Pick out each line containing the string "type" and copy it.

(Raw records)
———

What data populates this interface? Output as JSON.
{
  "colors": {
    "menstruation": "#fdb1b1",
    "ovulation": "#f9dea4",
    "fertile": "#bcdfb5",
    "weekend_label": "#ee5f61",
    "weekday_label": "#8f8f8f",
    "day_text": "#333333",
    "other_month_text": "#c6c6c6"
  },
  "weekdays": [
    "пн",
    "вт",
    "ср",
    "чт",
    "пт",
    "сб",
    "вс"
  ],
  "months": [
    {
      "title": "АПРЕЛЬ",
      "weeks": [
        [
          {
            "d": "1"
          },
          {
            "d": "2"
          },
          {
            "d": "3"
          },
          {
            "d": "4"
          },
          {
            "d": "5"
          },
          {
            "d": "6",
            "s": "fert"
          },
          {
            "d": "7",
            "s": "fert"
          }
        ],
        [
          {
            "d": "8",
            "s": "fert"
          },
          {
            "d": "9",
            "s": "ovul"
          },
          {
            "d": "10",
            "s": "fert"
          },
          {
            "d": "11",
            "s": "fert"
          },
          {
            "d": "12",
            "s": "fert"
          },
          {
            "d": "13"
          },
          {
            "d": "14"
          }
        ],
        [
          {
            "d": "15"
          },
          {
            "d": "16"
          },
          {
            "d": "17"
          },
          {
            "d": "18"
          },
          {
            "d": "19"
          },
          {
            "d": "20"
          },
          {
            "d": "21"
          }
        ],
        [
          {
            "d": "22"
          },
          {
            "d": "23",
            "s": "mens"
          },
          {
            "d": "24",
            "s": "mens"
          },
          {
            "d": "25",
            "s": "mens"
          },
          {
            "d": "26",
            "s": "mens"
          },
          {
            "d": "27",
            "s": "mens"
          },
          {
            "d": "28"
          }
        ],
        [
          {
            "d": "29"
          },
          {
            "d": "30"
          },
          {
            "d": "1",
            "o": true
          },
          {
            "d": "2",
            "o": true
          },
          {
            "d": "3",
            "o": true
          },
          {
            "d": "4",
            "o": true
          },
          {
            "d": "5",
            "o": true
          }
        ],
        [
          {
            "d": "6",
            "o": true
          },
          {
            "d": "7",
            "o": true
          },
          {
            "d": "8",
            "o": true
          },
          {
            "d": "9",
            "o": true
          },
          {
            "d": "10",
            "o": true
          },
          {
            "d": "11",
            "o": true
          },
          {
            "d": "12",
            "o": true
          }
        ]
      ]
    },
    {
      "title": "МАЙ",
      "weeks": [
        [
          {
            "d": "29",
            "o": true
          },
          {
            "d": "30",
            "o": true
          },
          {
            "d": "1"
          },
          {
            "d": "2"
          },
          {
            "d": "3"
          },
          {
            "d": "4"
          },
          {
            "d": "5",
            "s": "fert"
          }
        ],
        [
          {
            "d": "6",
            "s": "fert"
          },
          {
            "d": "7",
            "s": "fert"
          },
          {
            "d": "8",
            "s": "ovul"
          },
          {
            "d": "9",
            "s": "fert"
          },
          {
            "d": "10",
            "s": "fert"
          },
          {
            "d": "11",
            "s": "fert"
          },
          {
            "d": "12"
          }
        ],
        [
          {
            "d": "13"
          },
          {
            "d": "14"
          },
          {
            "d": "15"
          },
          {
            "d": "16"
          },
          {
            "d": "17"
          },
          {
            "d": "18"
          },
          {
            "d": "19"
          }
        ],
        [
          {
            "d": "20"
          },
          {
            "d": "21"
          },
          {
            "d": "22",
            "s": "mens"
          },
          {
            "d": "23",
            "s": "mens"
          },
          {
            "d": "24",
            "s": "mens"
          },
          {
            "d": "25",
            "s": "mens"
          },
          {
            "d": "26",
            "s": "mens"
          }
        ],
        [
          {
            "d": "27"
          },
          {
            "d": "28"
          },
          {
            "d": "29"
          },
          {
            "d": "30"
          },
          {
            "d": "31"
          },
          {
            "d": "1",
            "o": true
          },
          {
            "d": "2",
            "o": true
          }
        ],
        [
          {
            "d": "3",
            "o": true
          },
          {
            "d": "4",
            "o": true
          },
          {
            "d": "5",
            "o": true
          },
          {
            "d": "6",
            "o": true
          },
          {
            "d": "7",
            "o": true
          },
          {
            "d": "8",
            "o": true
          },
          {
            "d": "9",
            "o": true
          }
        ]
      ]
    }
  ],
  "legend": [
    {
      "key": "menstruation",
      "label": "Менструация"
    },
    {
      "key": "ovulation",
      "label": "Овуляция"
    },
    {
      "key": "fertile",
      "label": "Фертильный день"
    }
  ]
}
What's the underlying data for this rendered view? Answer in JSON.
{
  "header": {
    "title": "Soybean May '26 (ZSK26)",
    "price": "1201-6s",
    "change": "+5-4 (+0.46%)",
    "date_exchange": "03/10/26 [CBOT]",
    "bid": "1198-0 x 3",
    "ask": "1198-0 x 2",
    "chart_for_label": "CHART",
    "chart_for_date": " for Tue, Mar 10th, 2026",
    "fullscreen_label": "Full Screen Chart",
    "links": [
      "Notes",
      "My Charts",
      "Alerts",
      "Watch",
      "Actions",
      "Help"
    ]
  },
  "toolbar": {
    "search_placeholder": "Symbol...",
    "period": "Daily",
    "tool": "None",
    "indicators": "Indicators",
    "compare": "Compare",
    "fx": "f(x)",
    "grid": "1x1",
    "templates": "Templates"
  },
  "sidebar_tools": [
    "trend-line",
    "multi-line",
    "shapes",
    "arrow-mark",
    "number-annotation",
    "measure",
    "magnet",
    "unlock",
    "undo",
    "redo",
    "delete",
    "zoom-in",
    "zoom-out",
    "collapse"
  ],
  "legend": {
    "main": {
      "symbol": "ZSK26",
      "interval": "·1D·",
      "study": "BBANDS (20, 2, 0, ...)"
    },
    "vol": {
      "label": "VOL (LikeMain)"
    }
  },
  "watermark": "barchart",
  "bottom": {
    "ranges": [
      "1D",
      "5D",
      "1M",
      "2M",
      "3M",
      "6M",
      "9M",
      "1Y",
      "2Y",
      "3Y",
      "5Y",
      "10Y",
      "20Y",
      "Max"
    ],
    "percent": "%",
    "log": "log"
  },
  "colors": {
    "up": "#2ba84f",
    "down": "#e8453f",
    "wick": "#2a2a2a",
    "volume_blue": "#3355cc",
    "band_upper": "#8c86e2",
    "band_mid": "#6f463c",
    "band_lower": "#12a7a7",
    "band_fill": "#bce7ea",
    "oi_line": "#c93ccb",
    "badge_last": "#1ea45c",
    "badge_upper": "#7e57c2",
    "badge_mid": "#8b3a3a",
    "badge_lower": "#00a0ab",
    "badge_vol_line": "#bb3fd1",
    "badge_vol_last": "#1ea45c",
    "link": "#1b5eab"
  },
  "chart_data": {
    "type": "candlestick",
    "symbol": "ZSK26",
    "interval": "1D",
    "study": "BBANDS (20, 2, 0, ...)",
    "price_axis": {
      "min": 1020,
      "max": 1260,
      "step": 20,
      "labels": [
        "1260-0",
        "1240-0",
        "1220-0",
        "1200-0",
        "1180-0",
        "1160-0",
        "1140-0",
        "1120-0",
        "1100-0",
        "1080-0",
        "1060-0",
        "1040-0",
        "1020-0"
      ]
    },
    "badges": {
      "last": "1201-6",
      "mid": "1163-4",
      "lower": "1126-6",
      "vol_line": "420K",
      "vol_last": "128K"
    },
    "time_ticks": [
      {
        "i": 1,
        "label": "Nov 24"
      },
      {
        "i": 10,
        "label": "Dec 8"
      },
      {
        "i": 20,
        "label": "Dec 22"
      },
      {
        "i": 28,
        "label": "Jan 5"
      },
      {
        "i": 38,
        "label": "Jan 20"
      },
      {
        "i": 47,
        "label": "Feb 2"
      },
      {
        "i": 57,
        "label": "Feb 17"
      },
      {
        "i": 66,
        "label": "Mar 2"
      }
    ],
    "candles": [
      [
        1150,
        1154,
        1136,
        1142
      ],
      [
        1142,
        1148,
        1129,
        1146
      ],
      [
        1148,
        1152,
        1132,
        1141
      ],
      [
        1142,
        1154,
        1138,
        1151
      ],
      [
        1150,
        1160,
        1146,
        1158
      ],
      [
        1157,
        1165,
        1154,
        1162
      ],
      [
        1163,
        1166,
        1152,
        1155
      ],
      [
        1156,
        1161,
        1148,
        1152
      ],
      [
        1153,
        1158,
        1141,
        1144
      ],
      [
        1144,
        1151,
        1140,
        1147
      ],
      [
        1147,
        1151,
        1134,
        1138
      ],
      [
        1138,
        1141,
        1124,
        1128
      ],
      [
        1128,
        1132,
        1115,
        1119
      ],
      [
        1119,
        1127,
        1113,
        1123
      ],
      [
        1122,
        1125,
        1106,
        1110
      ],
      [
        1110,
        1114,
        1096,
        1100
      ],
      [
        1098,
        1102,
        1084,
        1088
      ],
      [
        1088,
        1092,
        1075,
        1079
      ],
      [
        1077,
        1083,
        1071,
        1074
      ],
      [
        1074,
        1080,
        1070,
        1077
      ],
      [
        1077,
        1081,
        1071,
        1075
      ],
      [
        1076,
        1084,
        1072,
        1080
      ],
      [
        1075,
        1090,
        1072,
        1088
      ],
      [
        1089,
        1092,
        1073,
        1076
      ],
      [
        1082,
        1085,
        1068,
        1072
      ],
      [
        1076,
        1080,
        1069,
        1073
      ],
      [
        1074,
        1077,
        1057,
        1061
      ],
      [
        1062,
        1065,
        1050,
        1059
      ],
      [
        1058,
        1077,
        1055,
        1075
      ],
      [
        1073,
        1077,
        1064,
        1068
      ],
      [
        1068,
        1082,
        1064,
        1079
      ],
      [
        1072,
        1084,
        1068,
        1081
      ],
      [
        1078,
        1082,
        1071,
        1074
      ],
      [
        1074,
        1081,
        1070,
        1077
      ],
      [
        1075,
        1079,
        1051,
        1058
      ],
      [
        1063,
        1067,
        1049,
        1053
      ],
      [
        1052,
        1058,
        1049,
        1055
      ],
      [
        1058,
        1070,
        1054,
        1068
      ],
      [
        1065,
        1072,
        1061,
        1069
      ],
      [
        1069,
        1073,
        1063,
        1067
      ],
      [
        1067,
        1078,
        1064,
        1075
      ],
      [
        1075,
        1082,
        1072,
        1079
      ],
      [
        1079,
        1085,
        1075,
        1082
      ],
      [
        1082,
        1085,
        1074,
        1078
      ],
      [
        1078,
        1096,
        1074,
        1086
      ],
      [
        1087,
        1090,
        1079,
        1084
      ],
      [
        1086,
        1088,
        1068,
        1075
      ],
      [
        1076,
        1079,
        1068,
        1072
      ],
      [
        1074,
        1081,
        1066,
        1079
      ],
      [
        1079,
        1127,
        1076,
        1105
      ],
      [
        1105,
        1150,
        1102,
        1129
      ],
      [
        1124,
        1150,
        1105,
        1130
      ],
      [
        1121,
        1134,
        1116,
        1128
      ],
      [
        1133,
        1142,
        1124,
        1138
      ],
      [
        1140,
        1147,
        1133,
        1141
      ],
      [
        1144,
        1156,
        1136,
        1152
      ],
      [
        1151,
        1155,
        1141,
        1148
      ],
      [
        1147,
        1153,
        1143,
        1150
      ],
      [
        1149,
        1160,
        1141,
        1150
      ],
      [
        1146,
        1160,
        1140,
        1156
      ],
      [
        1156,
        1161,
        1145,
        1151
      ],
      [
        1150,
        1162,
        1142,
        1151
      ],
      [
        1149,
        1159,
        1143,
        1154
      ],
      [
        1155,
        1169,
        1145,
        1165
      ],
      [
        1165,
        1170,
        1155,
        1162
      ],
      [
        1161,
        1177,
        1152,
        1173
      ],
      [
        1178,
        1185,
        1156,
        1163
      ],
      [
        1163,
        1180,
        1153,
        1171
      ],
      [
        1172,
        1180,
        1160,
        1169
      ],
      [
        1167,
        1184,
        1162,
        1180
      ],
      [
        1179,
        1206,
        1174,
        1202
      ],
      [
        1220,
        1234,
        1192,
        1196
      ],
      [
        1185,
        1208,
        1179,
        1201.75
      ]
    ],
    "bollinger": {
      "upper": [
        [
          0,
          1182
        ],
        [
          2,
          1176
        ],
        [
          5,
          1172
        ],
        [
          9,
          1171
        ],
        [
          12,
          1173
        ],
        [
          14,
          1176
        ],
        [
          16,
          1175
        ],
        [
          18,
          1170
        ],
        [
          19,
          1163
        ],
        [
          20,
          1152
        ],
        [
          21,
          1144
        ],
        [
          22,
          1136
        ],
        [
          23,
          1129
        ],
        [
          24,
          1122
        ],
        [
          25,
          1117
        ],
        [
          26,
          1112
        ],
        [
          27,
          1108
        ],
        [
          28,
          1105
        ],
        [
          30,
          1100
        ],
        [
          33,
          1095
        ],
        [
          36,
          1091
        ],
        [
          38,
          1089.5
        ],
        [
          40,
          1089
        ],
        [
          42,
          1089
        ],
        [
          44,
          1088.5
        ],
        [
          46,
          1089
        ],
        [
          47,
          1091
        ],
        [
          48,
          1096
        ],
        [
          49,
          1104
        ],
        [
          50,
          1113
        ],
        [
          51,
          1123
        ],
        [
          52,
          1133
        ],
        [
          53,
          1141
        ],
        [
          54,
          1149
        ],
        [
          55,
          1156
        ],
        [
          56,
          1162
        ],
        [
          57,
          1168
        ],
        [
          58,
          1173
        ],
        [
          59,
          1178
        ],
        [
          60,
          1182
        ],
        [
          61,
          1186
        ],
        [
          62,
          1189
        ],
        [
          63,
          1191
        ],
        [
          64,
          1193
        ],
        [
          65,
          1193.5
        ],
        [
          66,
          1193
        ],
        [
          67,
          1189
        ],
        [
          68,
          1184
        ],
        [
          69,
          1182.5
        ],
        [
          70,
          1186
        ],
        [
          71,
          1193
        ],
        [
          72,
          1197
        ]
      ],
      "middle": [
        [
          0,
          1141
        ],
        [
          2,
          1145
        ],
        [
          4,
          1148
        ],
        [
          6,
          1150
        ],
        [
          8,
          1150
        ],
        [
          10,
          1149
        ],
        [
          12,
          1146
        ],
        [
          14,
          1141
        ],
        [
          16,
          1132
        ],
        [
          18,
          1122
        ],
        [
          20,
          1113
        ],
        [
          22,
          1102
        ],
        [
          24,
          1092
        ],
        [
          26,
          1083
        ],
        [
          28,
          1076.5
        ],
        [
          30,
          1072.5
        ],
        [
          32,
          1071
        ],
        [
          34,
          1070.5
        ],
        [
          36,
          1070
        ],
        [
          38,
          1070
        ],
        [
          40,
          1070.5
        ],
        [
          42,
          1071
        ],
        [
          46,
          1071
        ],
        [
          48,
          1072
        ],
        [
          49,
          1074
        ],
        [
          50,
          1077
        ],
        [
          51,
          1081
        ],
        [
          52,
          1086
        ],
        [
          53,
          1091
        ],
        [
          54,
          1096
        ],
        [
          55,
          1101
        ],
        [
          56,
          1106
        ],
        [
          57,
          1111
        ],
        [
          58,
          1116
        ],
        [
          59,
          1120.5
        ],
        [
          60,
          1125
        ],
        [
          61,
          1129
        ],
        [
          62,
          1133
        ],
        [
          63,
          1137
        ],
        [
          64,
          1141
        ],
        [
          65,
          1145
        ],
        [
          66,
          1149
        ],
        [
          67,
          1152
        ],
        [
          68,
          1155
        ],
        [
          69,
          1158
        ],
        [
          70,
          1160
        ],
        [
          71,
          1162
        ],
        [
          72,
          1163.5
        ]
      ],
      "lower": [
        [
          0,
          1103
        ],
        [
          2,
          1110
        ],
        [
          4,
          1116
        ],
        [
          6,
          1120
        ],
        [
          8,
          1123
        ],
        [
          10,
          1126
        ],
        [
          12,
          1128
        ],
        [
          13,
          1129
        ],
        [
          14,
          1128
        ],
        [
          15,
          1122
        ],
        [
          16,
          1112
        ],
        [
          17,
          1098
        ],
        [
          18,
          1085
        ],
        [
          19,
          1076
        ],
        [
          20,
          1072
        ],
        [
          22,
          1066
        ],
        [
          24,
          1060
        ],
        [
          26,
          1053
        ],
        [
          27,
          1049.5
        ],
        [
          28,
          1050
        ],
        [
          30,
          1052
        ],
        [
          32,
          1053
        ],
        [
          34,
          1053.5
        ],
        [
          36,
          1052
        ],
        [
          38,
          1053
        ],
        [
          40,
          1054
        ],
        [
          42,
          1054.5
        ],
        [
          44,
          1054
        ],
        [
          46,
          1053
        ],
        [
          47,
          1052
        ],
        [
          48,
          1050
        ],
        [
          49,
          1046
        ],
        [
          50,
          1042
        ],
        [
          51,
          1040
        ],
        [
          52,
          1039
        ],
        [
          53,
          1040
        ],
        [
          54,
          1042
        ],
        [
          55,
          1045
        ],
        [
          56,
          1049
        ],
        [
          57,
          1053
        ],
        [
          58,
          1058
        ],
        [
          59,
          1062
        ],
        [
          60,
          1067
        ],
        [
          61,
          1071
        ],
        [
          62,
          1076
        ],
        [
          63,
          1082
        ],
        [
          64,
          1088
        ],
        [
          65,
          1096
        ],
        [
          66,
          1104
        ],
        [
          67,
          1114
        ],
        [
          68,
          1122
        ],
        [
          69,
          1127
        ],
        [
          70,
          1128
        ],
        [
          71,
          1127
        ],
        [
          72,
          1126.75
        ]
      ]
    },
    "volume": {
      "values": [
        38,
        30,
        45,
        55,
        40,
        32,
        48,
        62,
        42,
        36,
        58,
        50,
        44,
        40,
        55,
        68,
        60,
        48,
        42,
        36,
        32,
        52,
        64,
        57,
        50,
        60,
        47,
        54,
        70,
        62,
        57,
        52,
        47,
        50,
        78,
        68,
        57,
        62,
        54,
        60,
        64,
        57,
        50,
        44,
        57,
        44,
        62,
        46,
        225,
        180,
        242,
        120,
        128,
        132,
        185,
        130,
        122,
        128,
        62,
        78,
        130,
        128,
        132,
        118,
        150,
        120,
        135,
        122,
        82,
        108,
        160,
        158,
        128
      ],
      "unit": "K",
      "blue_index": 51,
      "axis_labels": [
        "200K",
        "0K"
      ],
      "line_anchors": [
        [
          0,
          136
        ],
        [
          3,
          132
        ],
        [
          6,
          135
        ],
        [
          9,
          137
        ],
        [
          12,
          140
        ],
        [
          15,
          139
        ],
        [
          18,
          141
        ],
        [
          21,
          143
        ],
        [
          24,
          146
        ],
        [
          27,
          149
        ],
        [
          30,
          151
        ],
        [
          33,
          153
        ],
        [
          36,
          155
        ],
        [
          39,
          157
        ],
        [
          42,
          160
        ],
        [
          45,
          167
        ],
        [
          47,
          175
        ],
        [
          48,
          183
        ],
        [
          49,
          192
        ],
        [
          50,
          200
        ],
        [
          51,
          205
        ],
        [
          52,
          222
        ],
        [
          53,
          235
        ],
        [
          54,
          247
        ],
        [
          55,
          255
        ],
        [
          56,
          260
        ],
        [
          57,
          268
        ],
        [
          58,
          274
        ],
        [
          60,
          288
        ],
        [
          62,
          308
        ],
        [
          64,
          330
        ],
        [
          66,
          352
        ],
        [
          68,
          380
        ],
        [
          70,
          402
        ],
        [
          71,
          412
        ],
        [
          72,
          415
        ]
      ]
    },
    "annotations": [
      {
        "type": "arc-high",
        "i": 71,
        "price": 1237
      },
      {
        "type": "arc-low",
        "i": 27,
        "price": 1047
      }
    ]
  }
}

———

* **THE ANSWER**:
    "type": "candlestick",
        "type": "arc-high",
        "type": "arc-low",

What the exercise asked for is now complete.